** Start **
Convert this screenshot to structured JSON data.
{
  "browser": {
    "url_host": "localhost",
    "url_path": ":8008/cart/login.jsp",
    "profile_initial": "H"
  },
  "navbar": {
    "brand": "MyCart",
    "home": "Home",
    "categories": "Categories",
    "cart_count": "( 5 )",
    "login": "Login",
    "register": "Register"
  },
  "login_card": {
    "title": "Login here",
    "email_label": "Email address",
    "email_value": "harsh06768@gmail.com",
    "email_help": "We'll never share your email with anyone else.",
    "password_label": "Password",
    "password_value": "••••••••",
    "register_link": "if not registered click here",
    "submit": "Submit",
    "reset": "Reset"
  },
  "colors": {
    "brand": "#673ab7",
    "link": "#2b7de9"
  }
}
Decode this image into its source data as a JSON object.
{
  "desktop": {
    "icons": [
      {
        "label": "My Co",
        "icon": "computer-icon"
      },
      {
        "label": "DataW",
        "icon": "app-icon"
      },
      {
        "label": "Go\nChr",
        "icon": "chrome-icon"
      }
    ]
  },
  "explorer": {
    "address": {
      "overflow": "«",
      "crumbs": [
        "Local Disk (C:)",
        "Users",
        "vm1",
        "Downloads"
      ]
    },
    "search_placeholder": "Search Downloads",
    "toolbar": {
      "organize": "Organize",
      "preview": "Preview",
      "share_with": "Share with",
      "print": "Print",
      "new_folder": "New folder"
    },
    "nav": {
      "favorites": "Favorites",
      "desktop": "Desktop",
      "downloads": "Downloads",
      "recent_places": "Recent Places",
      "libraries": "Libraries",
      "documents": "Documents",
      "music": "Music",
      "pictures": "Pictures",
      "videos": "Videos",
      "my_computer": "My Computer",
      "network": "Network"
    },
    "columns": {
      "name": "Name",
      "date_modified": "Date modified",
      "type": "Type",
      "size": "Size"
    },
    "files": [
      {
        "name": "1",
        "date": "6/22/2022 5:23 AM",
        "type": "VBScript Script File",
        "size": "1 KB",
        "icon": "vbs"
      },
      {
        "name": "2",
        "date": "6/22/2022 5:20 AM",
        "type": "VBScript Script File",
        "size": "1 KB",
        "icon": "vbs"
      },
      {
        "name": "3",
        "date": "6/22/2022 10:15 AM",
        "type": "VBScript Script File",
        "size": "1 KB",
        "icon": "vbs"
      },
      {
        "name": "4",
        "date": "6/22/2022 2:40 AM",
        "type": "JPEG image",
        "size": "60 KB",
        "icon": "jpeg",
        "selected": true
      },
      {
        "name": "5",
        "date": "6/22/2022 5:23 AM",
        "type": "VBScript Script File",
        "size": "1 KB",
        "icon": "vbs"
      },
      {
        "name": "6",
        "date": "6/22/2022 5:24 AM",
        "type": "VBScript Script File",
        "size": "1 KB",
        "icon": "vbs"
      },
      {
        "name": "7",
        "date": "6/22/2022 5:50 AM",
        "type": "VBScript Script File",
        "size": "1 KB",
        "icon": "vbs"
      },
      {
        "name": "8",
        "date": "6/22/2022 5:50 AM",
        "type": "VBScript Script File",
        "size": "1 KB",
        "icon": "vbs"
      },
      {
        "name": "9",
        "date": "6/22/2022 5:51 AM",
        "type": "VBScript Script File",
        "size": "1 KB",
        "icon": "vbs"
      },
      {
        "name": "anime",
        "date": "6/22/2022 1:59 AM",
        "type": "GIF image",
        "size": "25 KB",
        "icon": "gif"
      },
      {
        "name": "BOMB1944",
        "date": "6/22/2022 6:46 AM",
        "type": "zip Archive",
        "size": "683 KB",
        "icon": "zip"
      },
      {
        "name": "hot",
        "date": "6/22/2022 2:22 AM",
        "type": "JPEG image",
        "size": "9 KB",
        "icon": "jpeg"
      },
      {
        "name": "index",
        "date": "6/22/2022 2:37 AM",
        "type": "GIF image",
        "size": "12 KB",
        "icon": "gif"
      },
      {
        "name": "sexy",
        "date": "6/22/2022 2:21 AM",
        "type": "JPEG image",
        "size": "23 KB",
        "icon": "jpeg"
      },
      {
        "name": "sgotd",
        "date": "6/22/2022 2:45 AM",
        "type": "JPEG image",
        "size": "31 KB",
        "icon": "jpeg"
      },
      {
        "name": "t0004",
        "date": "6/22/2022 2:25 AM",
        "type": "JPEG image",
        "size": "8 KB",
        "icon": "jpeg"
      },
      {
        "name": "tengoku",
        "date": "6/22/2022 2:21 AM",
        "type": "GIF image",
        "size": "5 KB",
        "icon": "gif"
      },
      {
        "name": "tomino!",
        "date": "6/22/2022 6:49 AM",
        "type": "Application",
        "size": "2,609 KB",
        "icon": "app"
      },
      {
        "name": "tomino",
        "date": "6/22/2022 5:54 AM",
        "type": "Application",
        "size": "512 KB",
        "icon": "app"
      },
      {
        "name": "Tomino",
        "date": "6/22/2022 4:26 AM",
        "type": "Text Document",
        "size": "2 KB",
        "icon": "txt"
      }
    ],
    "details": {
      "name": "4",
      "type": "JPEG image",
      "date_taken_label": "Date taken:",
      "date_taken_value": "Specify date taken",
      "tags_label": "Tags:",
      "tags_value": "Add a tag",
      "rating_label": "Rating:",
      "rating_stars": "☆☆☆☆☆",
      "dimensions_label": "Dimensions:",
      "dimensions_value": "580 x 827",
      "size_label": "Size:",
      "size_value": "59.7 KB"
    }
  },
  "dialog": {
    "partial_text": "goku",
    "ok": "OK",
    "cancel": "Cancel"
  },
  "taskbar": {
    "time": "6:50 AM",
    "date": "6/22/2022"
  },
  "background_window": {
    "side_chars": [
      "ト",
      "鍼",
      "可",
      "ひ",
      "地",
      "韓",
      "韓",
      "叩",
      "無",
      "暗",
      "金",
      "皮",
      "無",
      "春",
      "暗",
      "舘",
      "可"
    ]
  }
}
** End **
» Exercise brief
Set down the listing above in full, please, exactly as it appears.

» Reply to the task
Convert this screenshot to structured JSON data.
{
  "browser": {
    "url_host": "localhost",
    "url_path": ":8008/cart/login.jsp",
    "profile_initial": "H"
  },
  "navbar": {
    "brand": "MyCart",
    "home": "Home",
    "categories": "Categories",
    "cart_count": "( 5 )",
    "login": "Login",
    "register": "Register"
  },
  "login_card": {
    "title": "Login here",
    "email_label": "Email address",
    "email_value": "harsh06768@gmail.com",
    "email_help": "We'll never share your email with anyone else.",
    "password_label": "Password",
    "password_value": "••••••••",
    "register_link": "if not registered click here",
    "submit": "Submit",
    "reset": "Reset"
  },
  "colors": {
    "brand": "#673ab7",
    "link": "#2b7de9"
  }
}
Decode this image into its source data as a JSON object.
{
  "desktop": {
    "icons": [
      {
        "label": "My Co",
        "icon": "computer-icon"
      },
      {
        "label": "DataW",
        "icon": "app-icon"
      },
      {
        "label": "Go\nChr",
        "icon": "chrome-icon"
      }
    ]
  },
  "explorer": {
    "address": {
      "overflow": "«",
      "crumbs": [
        "Local Disk (C:)",
        "Users",
        "vm1",
        "Downloads"
      ]
    },
    "search_placeholder": "Search Downloads",
    "toolbar": {
      "organize": "Organize",
      "preview": "Preview",
      "share_with": "Share with",
      "print": "Print",
      "new_folder": "New folder"
    },
    "nav": {
      "favorites": "Favorites",
      "desktop": "Desktop",
      "downloads": "Downloads",
      "recent_places": "Recent Places",
      "libraries": "Libraries",
      "documents": "Documents",
      "music": "Music",
      "pictures": "Pictures",
      "videos": "Videos",
      "my_computer": "My Computer",
      "network": "Network"
    },
    "columns": {
      "name": "Name",
      "date_modified": "Date modified",
      "type": "Type",
      "size": "Size"
    },
    "files": [
      {
        "name": "1",
        "date": "6/22/2022 5:23 AM",
        "type": "VBScript Script File",
        "size": "1 KB",
        "icon": "vbs"
      },
      {
        "name": "2",
        "date": "6/22/2022 5:20 AM",
        "type": "VBScript Script File",
        "size": "1 KB",
        "icon": "vbs"
      },
      {
        "name": "3",
        "date": "6/22/2022 10:15 AM",
        "type": "VBScript Script File",
        "size": "1 KB",
        "icon": "vbs"
      },
      {
        "name": "4",
        "date": "6/22/2022 2:40 AM",
        "type": "JPEG image",
        "size": "60 KB",
        "icon": "jpeg",
        "selected": true
      },
      {
        "name": "5",
        "date": "6/22/2022 5:23 AM",
        "type": "VBScript Script File",
        "size": "1 KB",
        "icon": "vbs"
      },
      {
        "name": "6",
        "date": "6/22/2022 5:24 AM",
        "type": "VBScript Script File",
        "size": "1 KB",
        "icon": "vbs"
      },
      {
        "name": "7",
        "date": "6/22/2022 5:50 AM",
        "type": "VBScript Script File",
        "size": "1 KB",
        "icon": "vbs"
      },
      {
        "name": "8",
        "date": "6/22/2022 5:50 AM",
        "type": "VBScript Script File",
        "size": "1 KB",
        "icon": "vbs"
      },
      {
        "name": "9",
        "date": "6/22/2022 5:51 AM",
        "type": "VBScript Script File",
        "size": "1 KB",
        "icon": "vbs"
      },
      {
        "name": "anime",
        "date": "6/22/2022 1:59 AM",
        "type": "GIF image",
        "size": "25 KB",
        "icon": "gif"
      },
      {
        "name": "BOMB1944",
        "date": "6/22/2022 6:46 AM",
        "type": "zip Archive",
        "size": "683 KB",
        "icon": "zip"
      },
      {
        "name": "hot",
        "date": "6/22/2022 2:22 AM",
        "type": "JPEG image",
        "size": "9 KB",
        "icon": "jpeg"
      },
      {
        "name": "index",
        "date": "6/22/2022 2:37 AM",
        "type": "GIF image",
        "size": "12 KB",
        "icon": "gif"
      },
      {
        "name": "sexy",
        "date": "6/22/2022 2:21 AM",
        "type": "JPEG image",
        "size": "23 KB",
        "icon": "jpeg"
      },
      {
        "name": "sgotd",
        "date": "6/22/2022 2:45 AM",
        "type": "JPEG image",
        "size": "31 KB",
        "icon": "jpeg"
      },
      {
        "name": "t0004",
        "date": "6/22/2022 2:25 AM",
        "type": "JPEG image",
        "size": "8 KB",
        "icon": "jpeg"
      },
      {
        "name": "tengoku",
        "date": "6/22/2022 2:21 AM",
        "type": "GIF image",
        "size": "5 KB",
        "icon": "gif"
      },
      {
        "name": "tomino!",
        "date": "6/22/2022 6:49 AM",
        "type": "Application",
        "size": "2,609 KB",
        "icon": "app"
      },
      {
        "name": "tomino",
        "date": "6/22/2022 5:54 AM",
        "type": "Application",
        "size": "512 KB",
        "icon": "app"
      },
      {
        "name": "Tomino",
        "date": "6/22/2022 4:26 AM",
        "type": "Text Document",
        "size": "2 KB",
        "icon": "txt"
      }
    ],
    "details": {
      "name": "4",
      "type": "JPEG image",
      "date_taken_label": "Date taken:",
      "date_taken_value": "Specify date taken",
      "tags_label": "Tags:",
      "tags_value": "Add a tag",
      "rating_label": "Rating:",
      "rating_stars": "☆☆☆☆☆",
      "dimensions_label": "Dimensions:",
      "dimensions_value": "580 x 827",
      "size_label": "Size:",
      "size_value": "59.7 KB"
    }
  },
  "dialog": {
    "partial_text": "goku",
    "ok": "OK",
    "cancel": "Cancel"
  },
  "taskbar": {
    "time": "6:50 AM",
    "date": "6/22/2022"
  },
  "background_window": {
    "side_chars": [
      "ト",
      "鍼",
      "可",
      "ひ",
      "地",
      "韓",
      "韓",
      "叩",
      "無",
      "暗",
      "金",
      "皮",
      "無",
      "春",
      "暗",
      "舘",
      "可"
    ]
  }
}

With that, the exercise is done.